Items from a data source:
+++

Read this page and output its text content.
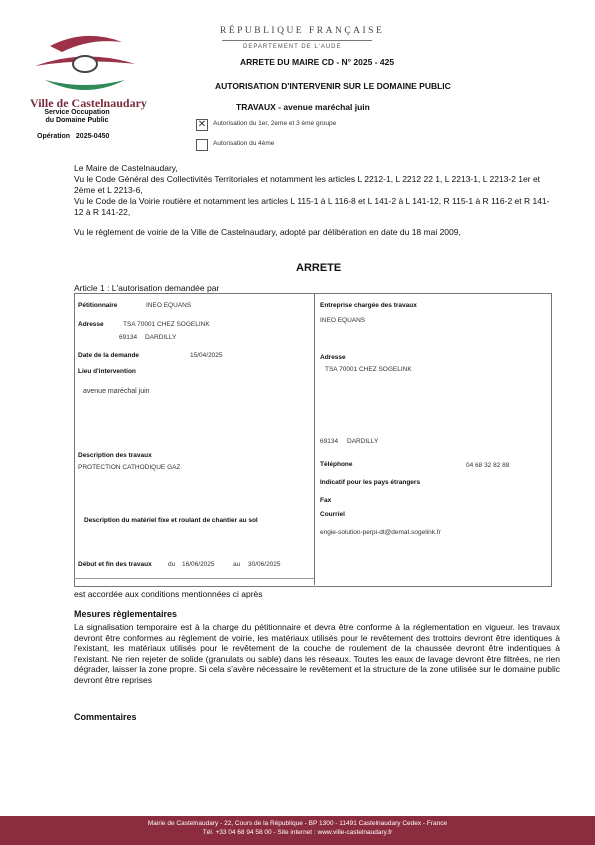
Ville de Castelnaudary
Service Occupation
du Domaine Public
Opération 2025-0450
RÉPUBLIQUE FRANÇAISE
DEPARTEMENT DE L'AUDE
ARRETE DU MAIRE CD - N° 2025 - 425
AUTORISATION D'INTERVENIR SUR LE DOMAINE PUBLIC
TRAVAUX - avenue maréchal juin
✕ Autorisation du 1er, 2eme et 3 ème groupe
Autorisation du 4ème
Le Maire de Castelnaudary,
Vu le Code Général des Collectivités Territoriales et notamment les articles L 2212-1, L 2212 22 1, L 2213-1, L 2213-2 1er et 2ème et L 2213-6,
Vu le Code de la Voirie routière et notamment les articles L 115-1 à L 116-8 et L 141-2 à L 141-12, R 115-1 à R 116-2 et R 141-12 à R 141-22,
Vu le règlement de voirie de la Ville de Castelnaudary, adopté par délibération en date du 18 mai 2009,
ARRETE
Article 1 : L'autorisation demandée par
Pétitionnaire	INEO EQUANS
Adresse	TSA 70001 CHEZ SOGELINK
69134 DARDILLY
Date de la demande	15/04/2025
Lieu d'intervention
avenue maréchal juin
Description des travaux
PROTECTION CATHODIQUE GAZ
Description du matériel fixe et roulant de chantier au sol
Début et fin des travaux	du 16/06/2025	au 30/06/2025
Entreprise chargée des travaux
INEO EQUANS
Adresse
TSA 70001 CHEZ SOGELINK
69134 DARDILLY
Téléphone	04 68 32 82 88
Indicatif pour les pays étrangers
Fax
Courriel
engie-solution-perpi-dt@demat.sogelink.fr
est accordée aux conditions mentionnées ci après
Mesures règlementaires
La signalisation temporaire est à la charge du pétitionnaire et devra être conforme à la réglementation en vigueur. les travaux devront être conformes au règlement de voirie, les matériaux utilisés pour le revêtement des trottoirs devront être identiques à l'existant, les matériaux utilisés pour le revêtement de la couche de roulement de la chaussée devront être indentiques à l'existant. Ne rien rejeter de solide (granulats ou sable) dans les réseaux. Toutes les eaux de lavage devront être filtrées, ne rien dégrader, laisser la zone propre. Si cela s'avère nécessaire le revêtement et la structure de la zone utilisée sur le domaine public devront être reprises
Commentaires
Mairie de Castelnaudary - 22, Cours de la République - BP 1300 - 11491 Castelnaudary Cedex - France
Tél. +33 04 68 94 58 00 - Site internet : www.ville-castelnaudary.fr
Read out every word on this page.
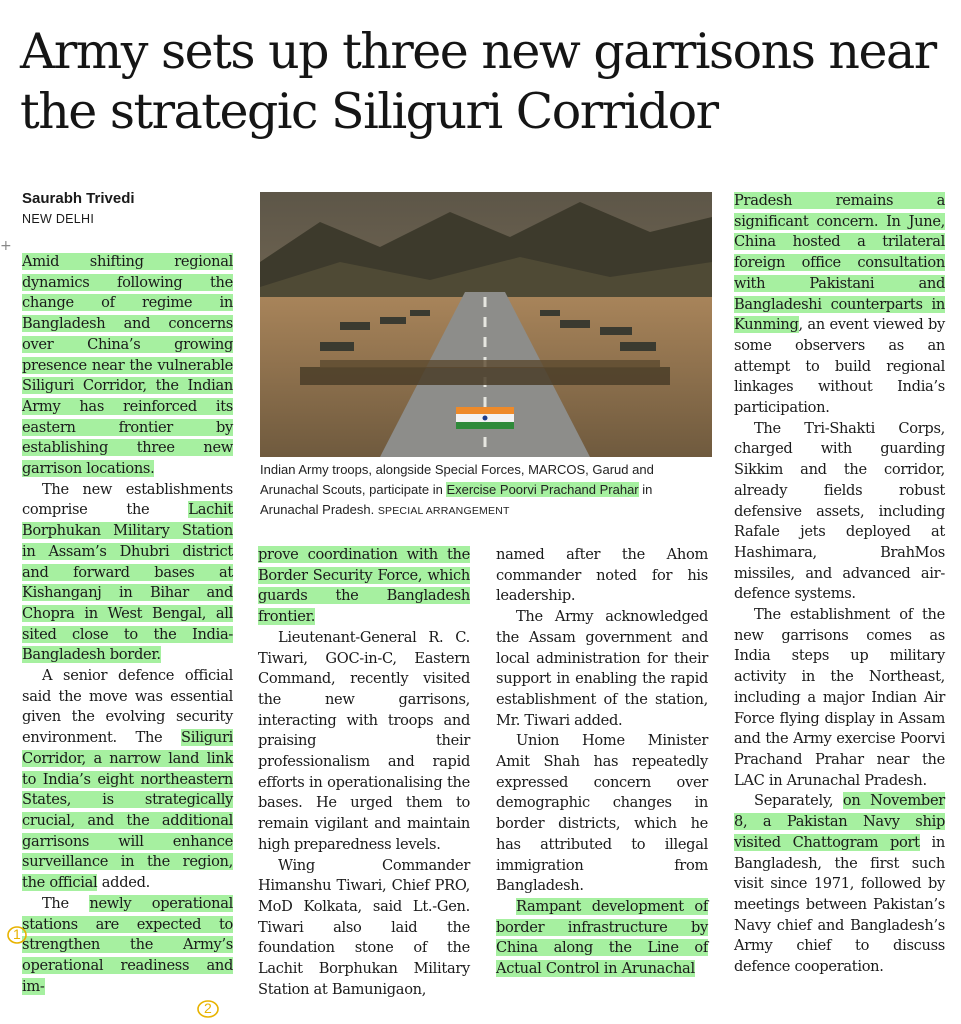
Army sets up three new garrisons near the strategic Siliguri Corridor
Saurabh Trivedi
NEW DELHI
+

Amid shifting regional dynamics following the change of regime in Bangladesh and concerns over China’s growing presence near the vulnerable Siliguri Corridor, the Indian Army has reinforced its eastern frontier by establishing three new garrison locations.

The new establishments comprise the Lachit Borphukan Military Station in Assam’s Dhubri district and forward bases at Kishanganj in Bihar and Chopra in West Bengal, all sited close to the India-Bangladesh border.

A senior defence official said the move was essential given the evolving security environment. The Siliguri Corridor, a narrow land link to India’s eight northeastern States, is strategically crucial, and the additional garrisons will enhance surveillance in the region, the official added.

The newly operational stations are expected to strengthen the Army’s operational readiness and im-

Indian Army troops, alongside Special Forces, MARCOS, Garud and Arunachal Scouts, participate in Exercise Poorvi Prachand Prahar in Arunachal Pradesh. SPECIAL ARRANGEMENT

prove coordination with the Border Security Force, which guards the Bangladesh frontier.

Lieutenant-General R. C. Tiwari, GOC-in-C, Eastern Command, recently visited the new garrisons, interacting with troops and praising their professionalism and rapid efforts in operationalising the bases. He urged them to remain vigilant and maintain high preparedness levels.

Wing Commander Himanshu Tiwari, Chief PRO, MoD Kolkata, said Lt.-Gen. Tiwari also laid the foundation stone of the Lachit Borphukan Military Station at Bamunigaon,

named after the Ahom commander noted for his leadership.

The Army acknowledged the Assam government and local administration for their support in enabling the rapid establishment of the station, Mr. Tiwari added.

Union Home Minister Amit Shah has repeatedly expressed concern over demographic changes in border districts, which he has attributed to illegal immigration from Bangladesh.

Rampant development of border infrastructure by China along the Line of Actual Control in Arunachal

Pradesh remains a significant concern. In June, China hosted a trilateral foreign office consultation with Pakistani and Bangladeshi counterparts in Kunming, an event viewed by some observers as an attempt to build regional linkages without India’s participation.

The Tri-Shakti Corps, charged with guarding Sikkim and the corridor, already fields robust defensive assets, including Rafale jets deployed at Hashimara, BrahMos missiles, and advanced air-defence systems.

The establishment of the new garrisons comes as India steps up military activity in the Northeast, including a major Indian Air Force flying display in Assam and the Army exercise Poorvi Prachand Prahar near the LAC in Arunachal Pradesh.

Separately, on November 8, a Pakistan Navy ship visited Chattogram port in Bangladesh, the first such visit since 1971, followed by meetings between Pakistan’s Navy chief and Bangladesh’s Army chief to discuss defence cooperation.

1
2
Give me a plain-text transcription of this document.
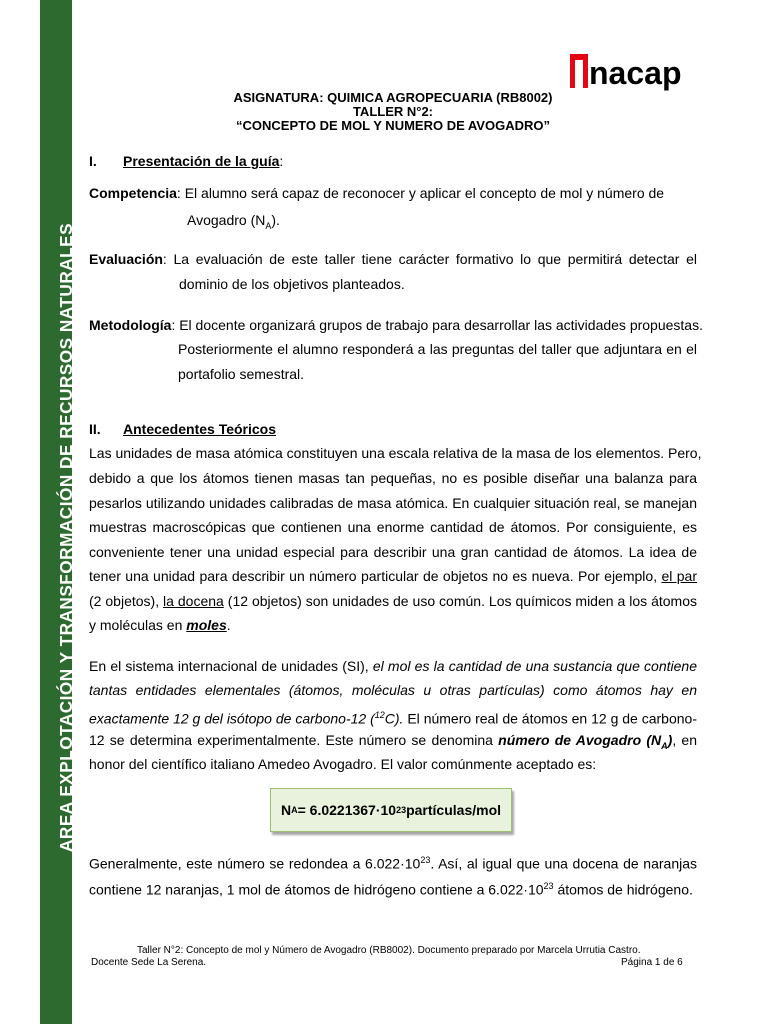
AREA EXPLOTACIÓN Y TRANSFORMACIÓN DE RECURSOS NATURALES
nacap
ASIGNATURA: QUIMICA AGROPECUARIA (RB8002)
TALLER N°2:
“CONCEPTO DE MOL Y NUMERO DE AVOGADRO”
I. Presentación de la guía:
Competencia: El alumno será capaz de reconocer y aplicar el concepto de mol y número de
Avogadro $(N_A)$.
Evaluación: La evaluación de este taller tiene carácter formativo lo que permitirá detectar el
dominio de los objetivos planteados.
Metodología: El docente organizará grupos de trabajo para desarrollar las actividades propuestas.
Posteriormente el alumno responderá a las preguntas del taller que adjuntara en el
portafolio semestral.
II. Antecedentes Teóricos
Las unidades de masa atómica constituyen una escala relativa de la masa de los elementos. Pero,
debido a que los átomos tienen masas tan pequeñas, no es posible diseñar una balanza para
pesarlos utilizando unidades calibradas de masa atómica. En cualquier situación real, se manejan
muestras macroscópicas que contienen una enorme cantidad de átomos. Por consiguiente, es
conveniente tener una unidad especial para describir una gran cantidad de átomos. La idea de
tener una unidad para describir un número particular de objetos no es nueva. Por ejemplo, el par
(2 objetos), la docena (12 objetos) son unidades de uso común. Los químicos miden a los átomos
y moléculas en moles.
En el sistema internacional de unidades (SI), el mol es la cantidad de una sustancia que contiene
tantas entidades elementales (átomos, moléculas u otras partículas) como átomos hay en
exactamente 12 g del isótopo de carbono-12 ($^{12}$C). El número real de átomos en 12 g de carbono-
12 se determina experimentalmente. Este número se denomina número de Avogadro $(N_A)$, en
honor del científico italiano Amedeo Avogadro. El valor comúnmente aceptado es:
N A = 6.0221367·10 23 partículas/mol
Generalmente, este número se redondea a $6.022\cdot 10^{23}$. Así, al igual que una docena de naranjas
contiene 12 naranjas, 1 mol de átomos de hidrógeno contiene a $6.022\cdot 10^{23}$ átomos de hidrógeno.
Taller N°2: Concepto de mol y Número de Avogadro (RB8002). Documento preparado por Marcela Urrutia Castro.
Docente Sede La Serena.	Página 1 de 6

+++

What you are asked to do:
Take every line containing the word "their" and copy it.

Result for this task:
Lieutenant-General R. C. Tiwari, GOC-in-C, Eastern Command, recently visited the new garrisons, interacting with troops and praising their professionalism and rapid efforts in operationalising the bases. He urged them to remain vigilant and maintain high preparedness levels.
The Army acknowledged the Assam government and local administration for their support in enabling the rapid establishment of the station, Mr. Tiwari added.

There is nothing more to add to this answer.